- _Actions to take_:
• 1. Retype the passage of the Tara McAllister biography from "- Scientific career" up to and including "and European descent.", with no changes.
• 2. Write a continuation of the Tara McAllister biography below, starting right after its final sentence.

- Education: University of Canterbury
- Awards: Zonta Science Award (2022) Royal Society Te Apārangi Te Kōpūnui Māori Research Award (2022)
- Scientific career
- Fields: Freshwater ecology, mātauranga Māori
- Workplaces: University of Auckland
- Thesis: Phormidium accrual cycles in Canterbury rivers: the effects of nutrients and flow (2018);
- Academic advisors: Susie Wood, Ian Hawes

= Tara McAllister =

New Zealand freshwater ecology academic

Tara G McAllister is a New Zealand freshwater ecology academic and is associated with Te Pūnaha Matatini at the University of Auckland. She is a Māori of Te Aitanga ā Māhaki, Ngāti Porou, and European descent.

==Academic career==

McAllister's 2018 freshwater ecology PhD titled Phormidium accrual cycles in Canterbury rivers: the effects of nutrients and flow' at the University of Canterbury, looked at the cyanobacteria Phormidium in predominantly braided rivers in South Canterbury. She then moved to the University of Auckland. In 2021 McAllister received a MBIE Science Whitinga Fellowship.

- _Data records_:
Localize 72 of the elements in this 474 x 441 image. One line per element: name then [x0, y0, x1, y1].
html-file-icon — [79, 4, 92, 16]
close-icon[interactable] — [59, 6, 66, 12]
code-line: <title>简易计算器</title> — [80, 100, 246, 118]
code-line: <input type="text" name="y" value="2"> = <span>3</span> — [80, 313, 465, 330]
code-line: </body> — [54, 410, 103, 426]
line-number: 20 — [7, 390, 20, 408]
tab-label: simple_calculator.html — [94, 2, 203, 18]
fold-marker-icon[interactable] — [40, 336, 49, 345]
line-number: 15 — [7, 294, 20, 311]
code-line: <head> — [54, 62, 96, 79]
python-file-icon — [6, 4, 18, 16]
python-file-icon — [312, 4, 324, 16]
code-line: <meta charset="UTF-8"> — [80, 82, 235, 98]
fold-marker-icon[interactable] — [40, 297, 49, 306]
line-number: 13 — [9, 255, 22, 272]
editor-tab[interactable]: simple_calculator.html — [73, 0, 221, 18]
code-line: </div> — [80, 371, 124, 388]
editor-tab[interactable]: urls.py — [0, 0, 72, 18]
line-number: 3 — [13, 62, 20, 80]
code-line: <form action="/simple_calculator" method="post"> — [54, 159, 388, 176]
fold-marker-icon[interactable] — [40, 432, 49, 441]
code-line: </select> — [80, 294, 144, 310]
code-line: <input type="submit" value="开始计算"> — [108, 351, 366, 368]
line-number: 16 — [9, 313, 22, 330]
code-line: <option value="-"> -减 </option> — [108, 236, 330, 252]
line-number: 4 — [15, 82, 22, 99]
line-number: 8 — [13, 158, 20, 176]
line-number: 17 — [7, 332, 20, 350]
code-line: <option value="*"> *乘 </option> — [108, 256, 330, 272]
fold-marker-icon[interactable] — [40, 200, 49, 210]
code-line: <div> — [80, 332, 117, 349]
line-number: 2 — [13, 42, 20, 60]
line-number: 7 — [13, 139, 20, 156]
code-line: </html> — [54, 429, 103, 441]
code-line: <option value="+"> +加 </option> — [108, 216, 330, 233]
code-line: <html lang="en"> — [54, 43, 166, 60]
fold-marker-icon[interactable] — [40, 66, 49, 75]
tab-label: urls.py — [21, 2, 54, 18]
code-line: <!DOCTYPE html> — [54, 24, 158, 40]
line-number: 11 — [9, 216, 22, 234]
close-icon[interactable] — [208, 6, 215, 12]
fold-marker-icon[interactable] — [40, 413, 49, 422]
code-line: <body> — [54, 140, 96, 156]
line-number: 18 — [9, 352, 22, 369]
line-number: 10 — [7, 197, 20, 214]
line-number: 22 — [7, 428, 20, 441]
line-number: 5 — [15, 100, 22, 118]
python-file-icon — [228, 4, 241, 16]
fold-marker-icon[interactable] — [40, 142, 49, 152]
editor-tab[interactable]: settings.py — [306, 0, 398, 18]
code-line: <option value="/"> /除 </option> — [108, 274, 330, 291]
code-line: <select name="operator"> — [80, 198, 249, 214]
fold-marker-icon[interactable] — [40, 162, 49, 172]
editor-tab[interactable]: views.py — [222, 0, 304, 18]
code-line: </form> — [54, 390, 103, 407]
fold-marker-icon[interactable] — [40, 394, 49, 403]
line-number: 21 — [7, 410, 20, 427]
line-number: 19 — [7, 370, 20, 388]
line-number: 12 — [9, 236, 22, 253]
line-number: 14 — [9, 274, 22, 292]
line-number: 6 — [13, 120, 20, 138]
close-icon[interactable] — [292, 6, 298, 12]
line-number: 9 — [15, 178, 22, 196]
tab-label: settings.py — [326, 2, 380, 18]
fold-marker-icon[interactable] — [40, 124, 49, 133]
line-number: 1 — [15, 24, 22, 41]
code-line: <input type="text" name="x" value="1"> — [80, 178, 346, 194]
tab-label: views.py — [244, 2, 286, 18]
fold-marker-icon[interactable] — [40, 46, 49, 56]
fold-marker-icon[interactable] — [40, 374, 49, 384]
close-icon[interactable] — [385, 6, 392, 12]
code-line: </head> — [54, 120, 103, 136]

- _Answers provided_:
• 1.
- Scientific career
- Fields: Freshwater ecology, mātauranga Māori
- Workplaces: University of Auckland
- Thesis: Phormidium accrual cycles in Canterbury rivers: the effects of nutrients and flow (2018);
- Academic advisors: Susie Wood, Ian Hawes

= Tara McAllister =

New Zealand freshwater ecology academic

Tara G McAllister is a New Zealand freshwater ecology academic and is associated with Te Pūnaha Matatini at the University of Auckland. She is a Māori of Te Aitanga ā Māhaki, Ngāti Porou, and European descent.

• 2.
McAllister's specialties include cyanobacteria in freshwater, mātauranga Māori and co-development of research with iwi, and has been used as an expert in media discussion on water toxicity and water shortage issues.

With Sereana Naepi and others, she has published a series of papers on biases in New Zealand universities, particularly racial and gender biases, which have received wide attention.

When a group of seven professors at the University of Auckland published a letter stating that mātauranga Māori (the traditional knowledge of the Maori people) was not science, McAllister said "we did not navigate to Aotearoa on myths and legends. We did not live successfully in balance with the environment without science. Māori were the first scientists in Aotearoa." The Tertiary Education Union, Royal Society Te Apārangi and New Zealand Association of Scientists and their own vice-chancellor were also critical of the letter. However, some prominent New Zealand and overseas scientists publicly supported the letter.

== Awards ==
In 2022, McAllister was awarded the 17th Biennial Zonta Science Award. In November of the same year McAllister was awarded the Royal Society Te Apārangi Te Kōpūnui Māori Research Award "for research into the underrepresentation and undervaluing of Māori academics".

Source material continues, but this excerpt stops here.